- [AVAILABLE DATA]:
--------------------------------

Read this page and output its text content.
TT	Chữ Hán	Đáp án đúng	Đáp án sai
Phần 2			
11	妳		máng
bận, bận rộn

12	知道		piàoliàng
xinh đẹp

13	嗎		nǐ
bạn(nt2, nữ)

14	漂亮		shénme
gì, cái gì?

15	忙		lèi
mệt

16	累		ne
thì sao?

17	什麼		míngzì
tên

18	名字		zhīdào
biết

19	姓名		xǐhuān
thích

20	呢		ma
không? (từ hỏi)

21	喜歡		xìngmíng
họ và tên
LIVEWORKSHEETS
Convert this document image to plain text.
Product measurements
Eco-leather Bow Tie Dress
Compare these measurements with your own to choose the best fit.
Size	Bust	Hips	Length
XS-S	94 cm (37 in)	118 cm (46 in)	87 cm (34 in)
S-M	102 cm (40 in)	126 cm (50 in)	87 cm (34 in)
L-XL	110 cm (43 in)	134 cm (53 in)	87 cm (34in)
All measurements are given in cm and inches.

--------------------------------

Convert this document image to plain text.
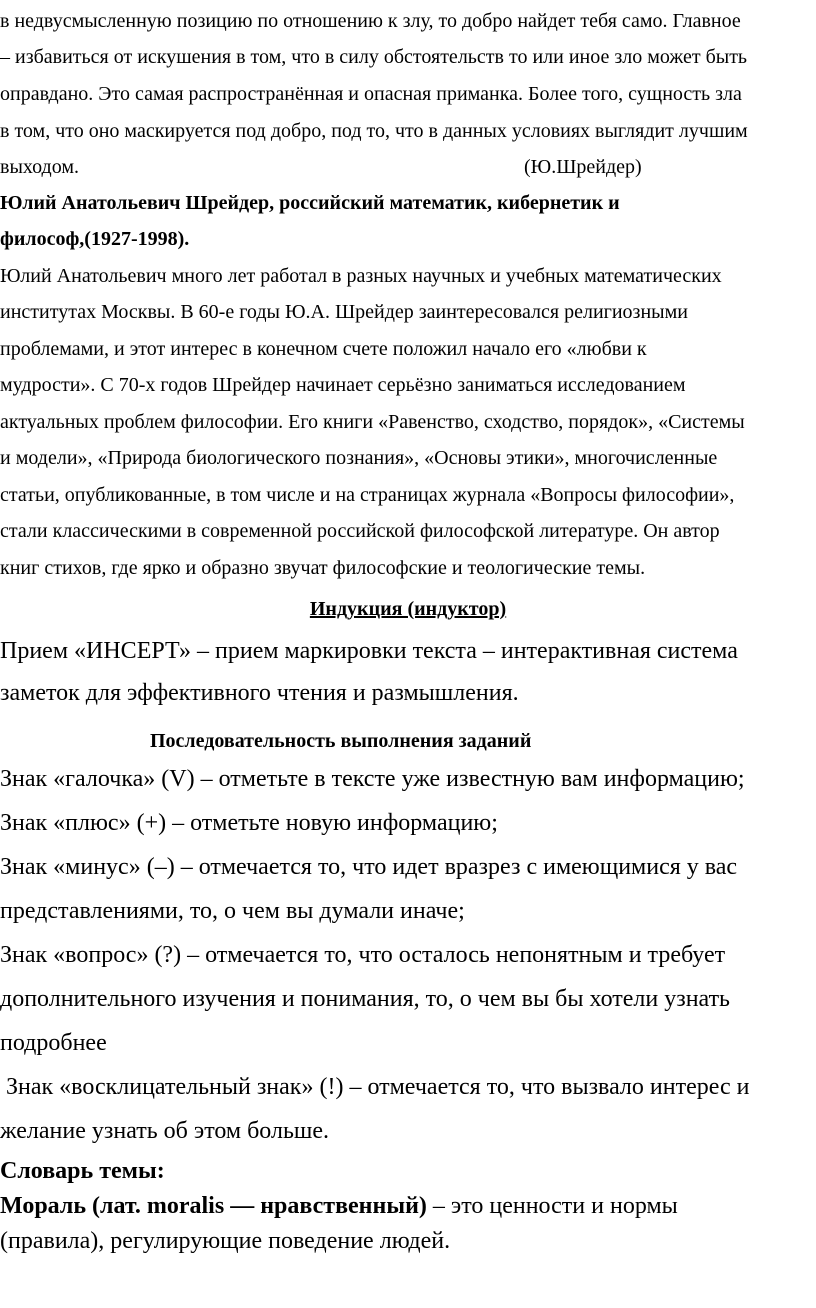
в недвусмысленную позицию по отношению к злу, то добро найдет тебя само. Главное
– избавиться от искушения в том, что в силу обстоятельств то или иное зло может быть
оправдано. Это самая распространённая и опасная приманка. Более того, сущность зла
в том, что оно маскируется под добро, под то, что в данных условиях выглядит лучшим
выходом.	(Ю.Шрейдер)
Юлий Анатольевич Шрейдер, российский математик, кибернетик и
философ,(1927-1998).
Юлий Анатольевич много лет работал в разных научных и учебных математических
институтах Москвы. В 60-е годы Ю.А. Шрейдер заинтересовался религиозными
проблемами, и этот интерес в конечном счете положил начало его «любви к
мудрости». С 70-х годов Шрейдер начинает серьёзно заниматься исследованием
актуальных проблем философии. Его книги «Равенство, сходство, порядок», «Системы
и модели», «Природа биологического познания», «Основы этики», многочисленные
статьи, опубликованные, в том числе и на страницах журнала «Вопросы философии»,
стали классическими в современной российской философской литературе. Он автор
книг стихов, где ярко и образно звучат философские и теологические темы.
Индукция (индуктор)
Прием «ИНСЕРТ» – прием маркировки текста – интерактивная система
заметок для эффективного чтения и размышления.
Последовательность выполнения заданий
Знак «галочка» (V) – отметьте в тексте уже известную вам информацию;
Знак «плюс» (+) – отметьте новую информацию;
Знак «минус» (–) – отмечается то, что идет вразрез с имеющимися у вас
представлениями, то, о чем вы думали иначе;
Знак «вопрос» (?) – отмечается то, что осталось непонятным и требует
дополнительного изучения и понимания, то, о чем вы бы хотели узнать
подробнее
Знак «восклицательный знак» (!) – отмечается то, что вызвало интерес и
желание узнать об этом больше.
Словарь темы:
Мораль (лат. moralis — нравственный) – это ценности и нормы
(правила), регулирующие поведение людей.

--------------------------------

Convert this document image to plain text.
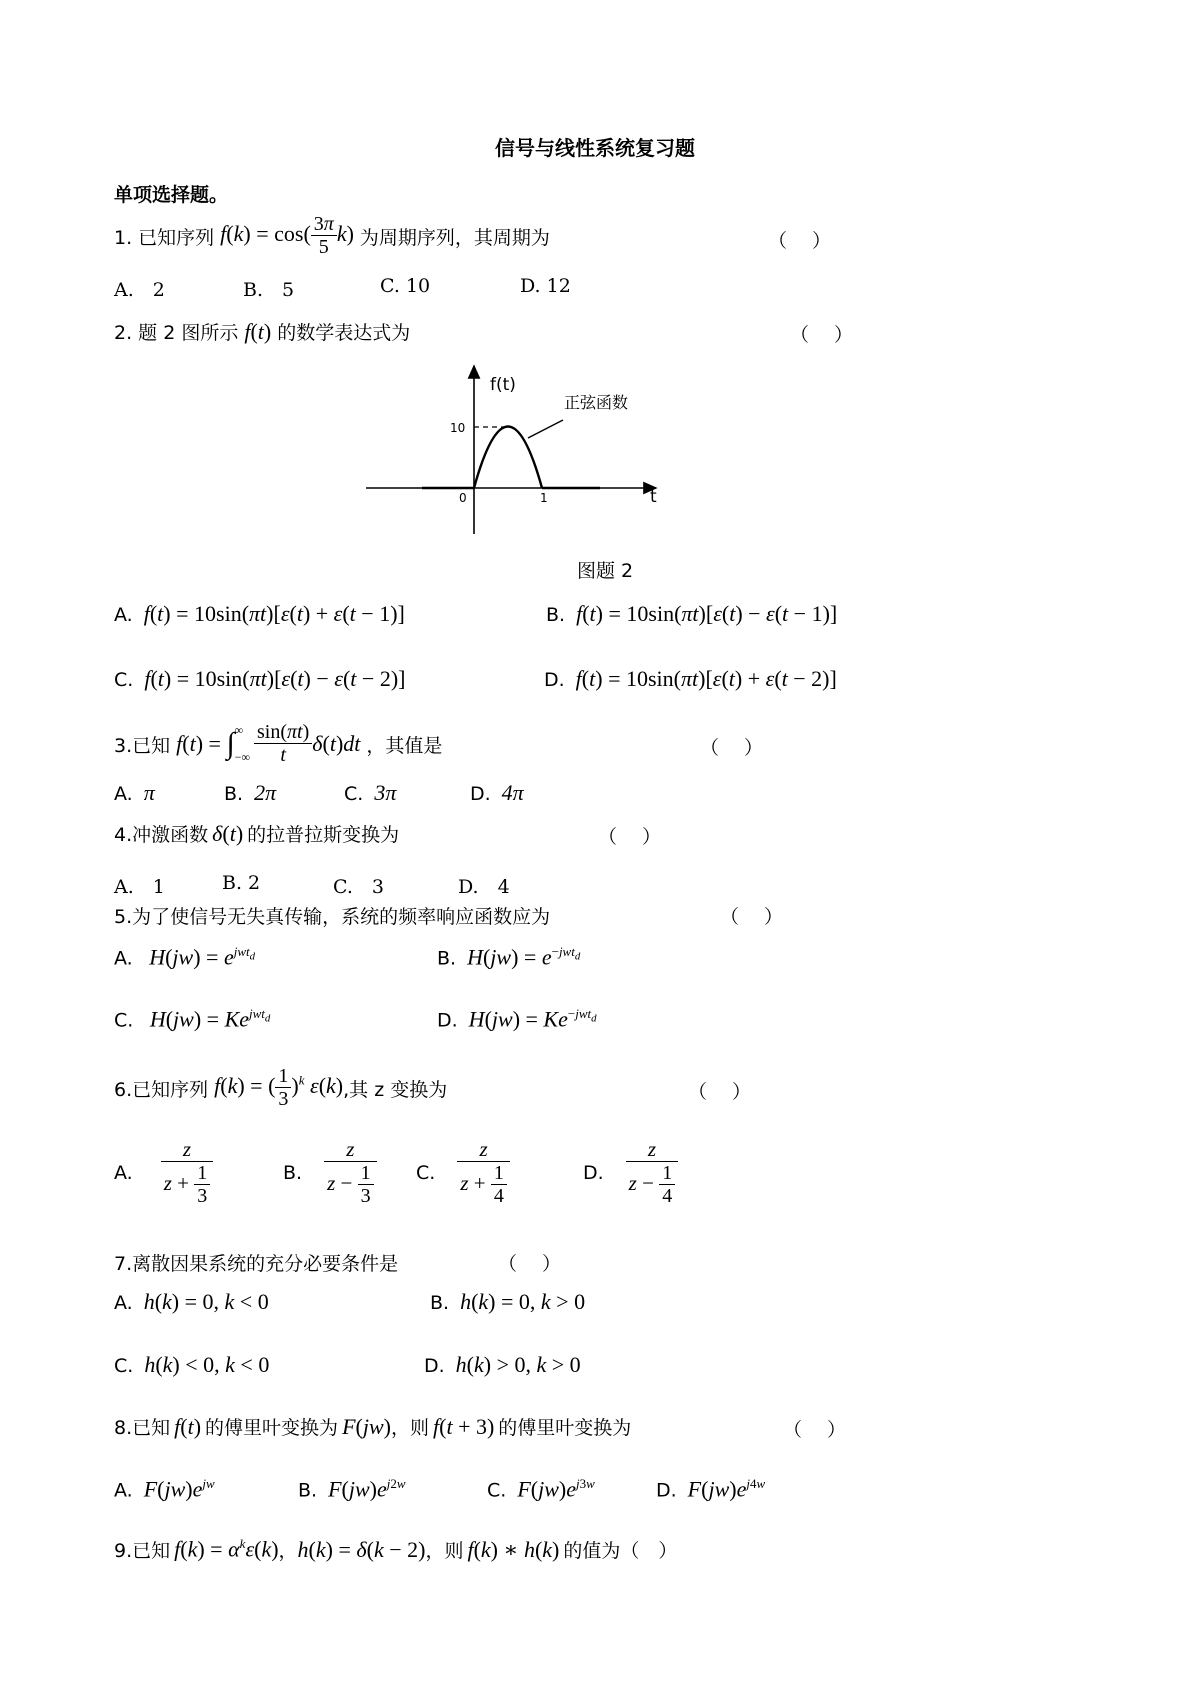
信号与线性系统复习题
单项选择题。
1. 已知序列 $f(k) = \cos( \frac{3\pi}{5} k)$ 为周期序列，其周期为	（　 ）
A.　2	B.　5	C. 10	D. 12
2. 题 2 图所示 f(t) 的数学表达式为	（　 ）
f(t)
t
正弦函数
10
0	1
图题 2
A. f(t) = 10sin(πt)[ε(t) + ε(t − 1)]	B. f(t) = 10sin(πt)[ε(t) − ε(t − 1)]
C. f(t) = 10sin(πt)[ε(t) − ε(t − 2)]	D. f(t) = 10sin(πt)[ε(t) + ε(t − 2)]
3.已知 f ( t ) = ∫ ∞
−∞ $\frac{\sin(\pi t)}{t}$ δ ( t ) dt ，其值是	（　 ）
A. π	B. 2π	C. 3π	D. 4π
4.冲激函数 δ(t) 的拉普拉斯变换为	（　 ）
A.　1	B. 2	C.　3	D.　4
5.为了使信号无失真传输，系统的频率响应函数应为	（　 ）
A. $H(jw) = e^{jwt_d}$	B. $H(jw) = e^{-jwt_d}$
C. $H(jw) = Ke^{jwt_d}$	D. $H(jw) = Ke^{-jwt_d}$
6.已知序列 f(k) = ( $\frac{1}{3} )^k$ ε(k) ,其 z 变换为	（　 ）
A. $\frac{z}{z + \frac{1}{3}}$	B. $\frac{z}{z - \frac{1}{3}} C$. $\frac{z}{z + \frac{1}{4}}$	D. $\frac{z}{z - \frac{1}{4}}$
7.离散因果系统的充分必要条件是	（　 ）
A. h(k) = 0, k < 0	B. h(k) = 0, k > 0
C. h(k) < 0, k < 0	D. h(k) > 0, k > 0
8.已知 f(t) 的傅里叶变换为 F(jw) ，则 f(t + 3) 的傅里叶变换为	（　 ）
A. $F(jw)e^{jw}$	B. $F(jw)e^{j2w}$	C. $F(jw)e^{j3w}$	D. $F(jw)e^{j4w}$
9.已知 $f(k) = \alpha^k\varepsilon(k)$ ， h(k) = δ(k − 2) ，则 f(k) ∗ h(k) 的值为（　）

--------------------------------

- [STATED TASK]:
Find how many lines in the records contain the string "добро", then give the number alone.

- [WRITTEN RESPONSE]:
2